───── RECORD SET

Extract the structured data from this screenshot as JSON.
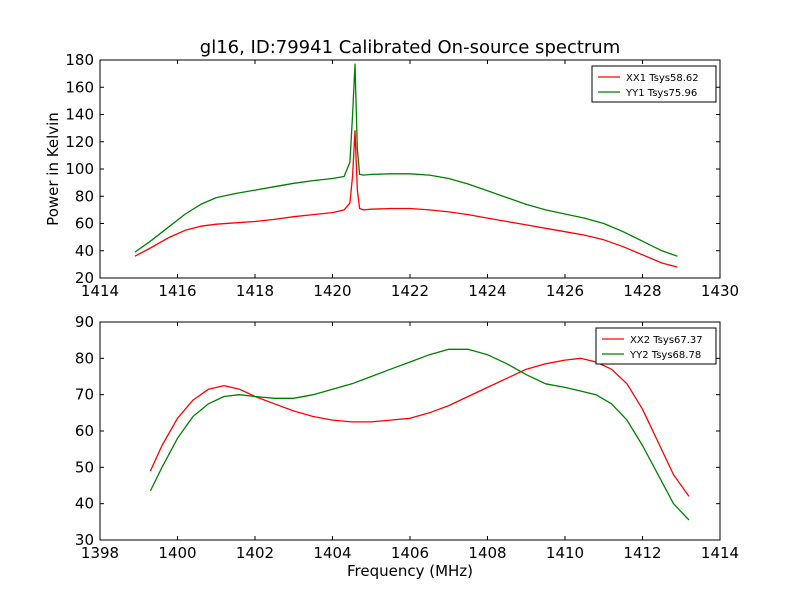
{
  "title": "gl16, ID:79941 Calibrated On-source spectrum",
  "colors": {
    "xx": "#ff0000",
    "yy": "#008000",
    "axis": "#000000",
    "background": "#ffffff"
  },
  "chart_data": [
    {
      "type": "line",
      "title": "gl16, ID:79941 Calibrated On-source spectrum",
      "xlabel": "",
      "ylabel": "Power in Kelvin",
      "xlim": [
        1414,
        1430
      ],
      "ylim": [
        20,
        180
      ],
      "xticks": [
        "1414",
        "1416",
        "1418",
        "1420",
        "1422",
        "1424",
        "1426",
        "1428",
        "1430"
      ],
      "yticks": [
        "20",
        "40",
        "60",
        "80",
        "100",
        "120",
        "140",
        "160",
        "180"
      ],
      "grid": false,
      "legend_position": "top-right",
      "series": [
        {
          "name": "XX1 Tsys58.62",
          "color": "#ff0000",
          "x": [
            1414.9,
            1415.3,
            1415.8,
            1416.2,
            1416.6,
            1417.0,
            1417.5,
            1418.0,
            1418.5,
            1419.0,
            1419.5,
            1420.0,
            1420.3,
            1420.45,
            1420.52,
            1420.58,
            1420.64,
            1420.7,
            1420.8,
            1421.0,
            1421.5,
            1422.0,
            1422.5,
            1423.0,
            1423.5,
            1424.0,
            1424.5,
            1425.0,
            1425.5,
            1426.0,
            1426.5,
            1427.0,
            1427.5,
            1428.0,
            1428.5,
            1428.9
          ],
          "y": [
            36,
            42,
            50,
            55,
            58,
            59.5,
            60.5,
            61.5,
            63,
            65,
            66.5,
            68,
            70,
            75,
            95,
            128,
            85,
            71,
            70,
            70.5,
            71,
            71,
            70,
            68.5,
            66.5,
            64,
            61.5,
            59,
            56.5,
            54,
            51.5,
            48,
            43,
            37,
            31,
            28
          ]
        },
        {
          "name": "YY1 Tsys75.96",
          "color": "#008000",
          "x": [
            1414.9,
            1415.3,
            1415.8,
            1416.2,
            1416.6,
            1417.0,
            1417.5,
            1418.0,
            1418.5,
            1419.0,
            1419.5,
            1420.0,
            1420.3,
            1420.45,
            1420.52,
            1420.58,
            1420.64,
            1420.7,
            1420.8,
            1421.0,
            1421.5,
            1422.0,
            1422.5,
            1423.0,
            1423.5,
            1424.0,
            1424.5,
            1425.0,
            1425.5,
            1426.0,
            1426.5,
            1427.0,
            1427.5,
            1428.0,
            1428.5,
            1428.9
          ],
          "y": [
            39,
            47,
            58,
            67,
            74,
            79,
            82,
            84.5,
            87,
            89.5,
            91.5,
            93,
            94.5,
            105,
            140,
            177,
            115,
            96,
            95.5,
            96,
            96.5,
            96.5,
            95.5,
            93,
            89,
            84,
            79,
            74,
            70,
            67,
            64,
            60,
            54,
            47,
            40,
            36
          ]
        }
      ]
    },
    {
      "type": "line",
      "title": "",
      "xlabel": "Frequency (MHz)",
      "ylabel": "",
      "xlim": [
        1398,
        1414
      ],
      "ylim": [
        30,
        90
      ],
      "xticks": [
        "1398",
        "1400",
        "1402",
        "1404",
        "1406",
        "1408",
        "1410",
        "1412",
        "1414"
      ],
      "yticks": [
        "30",
        "40",
        "50",
        "60",
        "70",
        "80",
        "90"
      ],
      "grid": false,
      "legend_position": "top-right",
      "series": [
        {
          "name": "XX2 Tsys67.37",
          "color": "#ff0000",
          "x": [
            1399.3,
            1399.6,
            1400.0,
            1400.4,
            1400.8,
            1401.2,
            1401.6,
            1402.0,
            1402.5,
            1403.0,
            1403.5,
            1404.0,
            1404.5,
            1405.0,
            1405.5,
            1406.0,
            1406.5,
            1407.0,
            1407.5,
            1408.0,
            1408.5,
            1409.0,
            1409.5,
            1410.0,
            1410.4,
            1410.8,
            1411.2,
            1411.6,
            1412.0,
            1412.4,
            1412.8,
            1413.2
          ],
          "y": [
            49,
            56,
            63.5,
            68.5,
            71.5,
            72.5,
            71.5,
            69.5,
            67.5,
            65.5,
            64,
            63,
            62.5,
            62.5,
            63,
            63.5,
            65,
            67,
            69.5,
            72,
            74.5,
            77,
            78.5,
            79.5,
            80,
            79,
            77,
            73,
            66,
            57,
            48,
            42
          ]
        },
        {
          "name": "YY2 Tsys68.78",
          "color": "#008000",
          "x": [
            1399.3,
            1399.6,
            1400.0,
            1400.4,
            1400.8,
            1401.2,
            1401.6,
            1402.0,
            1402.5,
            1403.0,
            1403.5,
            1404.0,
            1404.5,
            1405.0,
            1405.5,
            1406.0,
            1406.5,
            1407.0,
            1407.5,
            1408.0,
            1408.5,
            1409.0,
            1409.5,
            1410.0,
            1410.4,
            1410.8,
            1411.2,
            1411.6,
            1412.0,
            1412.4,
            1412.8,
            1413.2
          ],
          "y": [
            43.5,
            50,
            58,
            64,
            67.5,
            69.5,
            70,
            69.5,
            69,
            69,
            70,
            71.5,
            73,
            75,
            77,
            79,
            81,
            82.5,
            82.5,
            81,
            78.5,
            75.5,
            73,
            72,
            71,
            70,
            67.5,
            63,
            56,
            48,
            40,
            35.5
          ]
        }
      ]
    }
  ]
}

──────────

EXERCISE » Leave out the pictures and transcribe the entries above exactly.

ANSWER FOR THE TASK »
Extract the structured data from this screenshot as JSON.
{
  "title": "gl16, ID:79941 Calibrated On-source spectrum",
  "colors": {
    "xx": "#ff0000",
    "yy": "#008000",
    "axis": "#000000",
    "background": "#ffffff"
  },
  "chart_data": [
    {
      "type": "line",
      "title": "gl16, ID:79941 Calibrated On-source spectrum",
      "xlabel": "",
      "ylabel": "Power in Kelvin",
      "xlim": [
        1414,
        1430
      ],
      "ylim": [
        20,
        180
      ],
      "xticks": [
        "1414",
        "1416",
        "1418",
        "1420",
        "1422",
        "1424",
        "1426",
        "1428",
        "1430"
      ],
      "yticks": [
        "20",
        "40",
        "60",
        "80",
        "100",
        "120",
        "140",
        "160",
        "180"
      ],
      "grid": false,
      "legend_position": "top-right",
      "series": [
        {
          "name": "XX1 Tsys58.62",
          "color": "#ff0000",
          "x": [
            1414.9,
            1415.3,
            1415.8,
            1416.2,
            1416.6,
            1417.0,
            1417.5,
            1418.0,
            1418.5,
            1419.0,
            1419.5,
            1420.0,
            1420.3,
            1420.45,
            1420.52,
            1420.58,
            1420.64,
            1420.7,
            1420.8,
            1421.0,
            1421.5,
            1422.0,
            1422.5,
            1423.0,
            1423.5,
            1424.0,
            1424.5,
            1425.0,
            1425.5,
            1426.0,
            1426.5,
            1427.0,
            1427.5,
            1428.0,
            1428.5,
            1428.9
          ],
          "y": [
            36,
            42,
            50,
            55,
            58,
            59.5,
            60.5,
            61.5,
            63,
            65,
            66.5,
            68,
            70,
            75,
            95,
            128,
            85,
            71,
            70,
            70.5,
            71,
            71,
            70,
            68.5,
            66.5,
            64,
            61.5,
            59,
            56.5,
            54,
            51.5,
            48,
            43,
            37,
            31,
            28
          ]
        },
        {
          "name": "YY1 Tsys75.96",
          "color": "#008000",
          "x": [
            1414.9,
            1415.3,
            1415.8,
            1416.2,
            1416.6,
            1417.0,
            1417.5,
            1418.0,
            1418.5,
            1419.0,
            1419.5,
            1420.0,
            1420.3,
            1420.45,
            1420.52,
            1420.58,
            1420.64,
            1420.7,
            1420.8,
            1421.0,
            1421.5,
            1422.0,
            1422.5,
            1423.0,
            1423.5,
            1424.0,
            1424.5,
            1425.0,
            1425.5,
            1426.0,
            1426.5,
            1427.0,
            1427.5,
            1428.0,
            1428.5,
            1428.9
          ],
          "y": [
            39,
            47,
            58,
            67,
            74,
            79,
            82,
            84.5,
            87,
            89.5,
            91.5,
            93,
            94.5,
            105,
            140,
            177,
            115,
            96,
            95.5,
            96,
            96.5,
            96.5,
            95.5,
            93,
            89,
            84,
            79,
            74,
            70,
            67,
            64,
            60,
            54,
            47,
            40,
            36
          ]
        }
      ]
    },
    {
      "type": "line",
      "title": "",
      "xlabel": "Frequency (MHz)",
      "ylabel": "",
      "xlim": [
        1398,
        1414
      ],
      "ylim": [
        30,
        90
      ],
      "xticks": [
        "1398",
        "1400",
        "1402",
        "1404",
        "1406",
        "1408",
        "1410",
        "1412",
        "1414"
      ],
      "yticks": [
        "30",
        "40",
        "50",
        "60",
        "70",
        "80",
        "90"
      ],
      "grid": false,
      "legend_position": "top-right",
      "series": [
        {
          "name": "XX2 Tsys67.37",
          "color": "#ff0000",
          "x": [
            1399.3,
            1399.6,
            1400.0,
            1400.4,
            1400.8,
            1401.2,
            1401.6,
            1402.0,
            1402.5,
            1403.0,
            1403.5,
            1404.0,
            1404.5,
            1405.0,
            1405.5,
            1406.0,
            1406.5,
            1407.0,
            1407.5,
            1408.0,
            1408.5,
            1409.0,
            1409.5,
            1410.0,
            1410.4,
            1410.8,
            1411.2,
            1411.6,
            1412.0,
            1412.4,
            1412.8,
            1413.2
          ],
          "y": [
            49,
            56,
            63.5,
            68.5,
            71.5,
            72.5,
            71.5,
            69.5,
            67.5,
            65.5,
            64,
            63,
            62.5,
            62.5,
            63,
            63.5,
            65,
            67,
            69.5,
            72,
            74.5,
            77,
            78.5,
            79.5,
            80,
            79,
            77,
            73,
            66,
            57,
            48,
            42
          ]
        },
        {
          "name": "YY2 Tsys68.78",
          "color": "#008000",
          "x": [
            1399.3,
            1399.6,
            1400.0,
            1400.4,
            1400.8,
            1401.2,
            1401.6,
            1402.0,
            1402.5,
            1403.0,
            1403.5,
            1404.0,
            1404.5,
            1405.0,
            1405.5,
            1406.0,
            1406.5,
            1407.0,
            1407.5,
            1408.0,
            1408.5,
            1409.0,
            1409.5,
            1410.0,
            1410.4,
            1410.8,
            1411.2,
            1411.6,
            1412.0,
            1412.4,
            1412.8,
            1413.2
          ],
          "y": [
            43.5,
            50,
            58,
            64,
            67.5,
            69.5,
            70,
            69.5,
            69,
            69,
            70,
            71.5,
            73,
            75,
            77,
            79,
            81,
            82.5,
            82.5,
            81,
            78.5,
            75.5,
            73,
            72,
            71,
            70,
            67.5,
            63,
            56,
            48,
            40,
            35.5
          ]
        }
      ]
    }
  ]
}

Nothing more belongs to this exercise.